> [STATED PROBLEM]:
Images are not part of the copy; write out the rest of the data exactly as given.

> [RECORDS FOR THIS EXERCISE]:
——————
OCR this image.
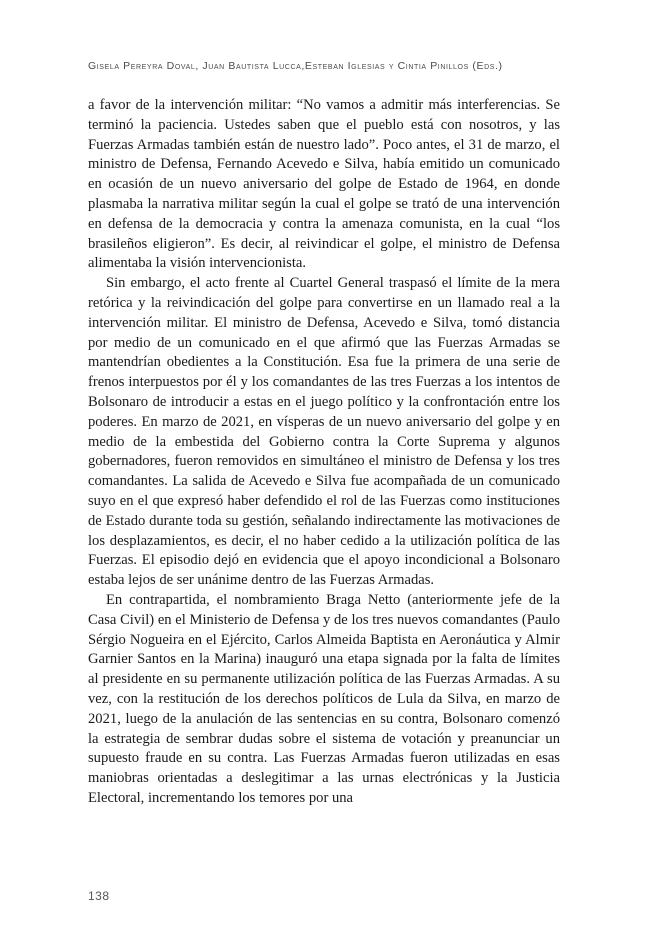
Gisela Pereyra Doval, Juan Bautista Lucca,Esteban Iglesias y Cintia Pinillos (Eds.)

a favor de la intervención militar: “No vamos a admitir más interferencias. Se terminó la paciencia. Ustedes saben que el pueblo está con nosotros, y las Fuerzas Armadas también están de nuestro lado”. Poco antes, el 31 de marzo, el ministro de Defensa, Fernando Acevedo e Silva, había emitido un comunicado en ocasión de un nuevo aniversario del golpe de Estado de 1964, en donde plasmaba la narrativa militar según la cual el golpe se trató de una intervención en defensa de la democracia y contra la amenaza comunista, en la cual “los brasileños eligieron”. Es decir, al reivindicar el golpe, el ministro de Defensa alimentaba la visión intervencionista.

Sin embargo, el acto frente al Cuartel General traspasó el límite de la mera retórica y la reivindicación del golpe para convertirse en un llamado real a la intervención militar. El ministro de Defensa, Acevedo e Silva, tomó distancia por medio de un comunicado en el que afirmó que las Fuerzas Armadas se mantendrían obedientes a la Constitución. Esa fue la primera de una serie de frenos interpuestos por él y los comandantes de las tres Fuerzas a los intentos de Bolsonaro de introducir a estas en el juego político y la confrontación entre los poderes. En marzo de 2021, en vísperas de un nuevo aniversario del golpe y en medio de la embestida del Gobierno contra la Corte Suprema y algunos gobernadores, fueron removidos en simultáneo el ministro de Defensa y los tres comandantes. La salida de Acevedo e Silva fue acompañada de un comunicado suyo en el que expresó haber defendido el rol de las Fuerzas como instituciones de Estado durante toda su gestión, señalando indirectamente las motivaciones de los desplazamientos, es decir, el no haber cedido a la utilización política de las Fuerzas. El episodio dejó en evidencia que el apoyo incondicional a Bolsonaro estaba lejos de ser unánime dentro de las Fuerzas Armadas.

En contrapartida, el nombramiento Braga Netto (anteriormente jefe de la Casa Civil) en el Ministerio de Defensa y de los tres nuevos comandantes (Paulo Sérgio Nogueira en el Ejército, Carlos Almeida Baptista en Aeronáutica y Almir Garnier Santos en la Marina) inauguró una etapa signada por la falta de límites al presidente en su permanente utilización política de las Fuerzas Armadas. A su vez, con la restitución de los derechos políticos de Lula da Silva, en marzo de 2021, luego de la anulación de las sentencias en su contra, Bolsonaro comenzó la estrategia de sembrar dudas sobre el sistema de votación y preanunciar un supuesto fraude en su contra. Las Fuerzas Armadas fueron utilizadas en esas maniobras orientadas a deslegitimar a las urnas electrónicas y la Justicia Electoral, incrementando los temores por una

138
——————
> [RESPONSE]:
OCR this image.
Gisela Pereyra Doval, Juan Bautista Lucca,Esteban Iglesias y Cintia Pinillos (Eds.)

a favor de la intervención militar: “No vamos a admitir más interferencias. Se terminó la paciencia. Ustedes saben que el pueblo está con nosotros, y las Fuerzas Armadas también están de nuestro lado”. Poco antes, el 31 de marzo, el ministro de Defensa, Fernando Acevedo e Silva, había emitido un comunicado en ocasión de un nuevo aniversario del golpe de Estado de 1964, en donde plasmaba la narrativa militar según la cual el golpe se trató de una intervención en defensa de la democracia y contra la amenaza comunista, en la cual “los brasileños eligieron”. Es decir, al reivindicar el golpe, el ministro de Defensa alimentaba la visión intervencionista.

Sin embargo, el acto frente al Cuartel General traspasó el límite de la mera retórica y la reivindicación del golpe para convertirse en un llamado real a la intervención militar. El ministro de Defensa, Acevedo e Silva, tomó distancia por medio de un comunicado en el que afirmó que las Fuerzas Armadas se mantendrían obedientes a la Constitución. Esa fue la primera de una serie de frenos interpuestos por él y los comandantes de las tres Fuerzas a los intentos de Bolsonaro de introducir a estas en el juego político y la confrontación entre los poderes. En marzo de 2021, en vísperas de un nuevo aniversario del golpe y en medio de la embestida del Gobierno contra la Corte Suprema y algunos gobernadores, fueron removidos en simultáneo el ministro de Defensa y los tres comandantes. La salida de Acevedo e Silva fue acompañada de un comunicado suyo en el que expresó haber defendido el rol de las Fuerzas como instituciones de Estado durante toda su gestión, señalando indirectamente las motivaciones de los desplazamientos, es decir, el no haber cedido a la utilización política de las Fuerzas. El episodio dejó en evidencia que el apoyo incondicional a Bolsonaro estaba lejos de ser unánime dentro de las Fuerzas Armadas.

En contrapartida, el nombramiento Braga Netto (anteriormente jefe de la Casa Civil) en el Ministerio de Defensa y de los tres nuevos comandantes (Paulo Sérgio Nogueira en el Ejército, Carlos Almeida Baptista en Aeronáutica y Almir Garnier Santos en la Marina) inauguró una etapa signada por la falta de límites al presidente en su permanente utilización política de las Fuerzas Armadas. A su vez, con la restitución de los derechos políticos de Lula da Silva, en marzo de 2021, luego de la anulación de las sentencias en su contra, Bolsonaro comenzó la estrategia de sembrar dudas sobre el sistema de votación y preanunciar un supuesto fraude en su contra. Las Fuerzas Armadas fueron utilizadas en esas maniobras orientadas a deslegitimar a las urnas electrónicas y la Justicia Electoral, incrementando los temores por una

138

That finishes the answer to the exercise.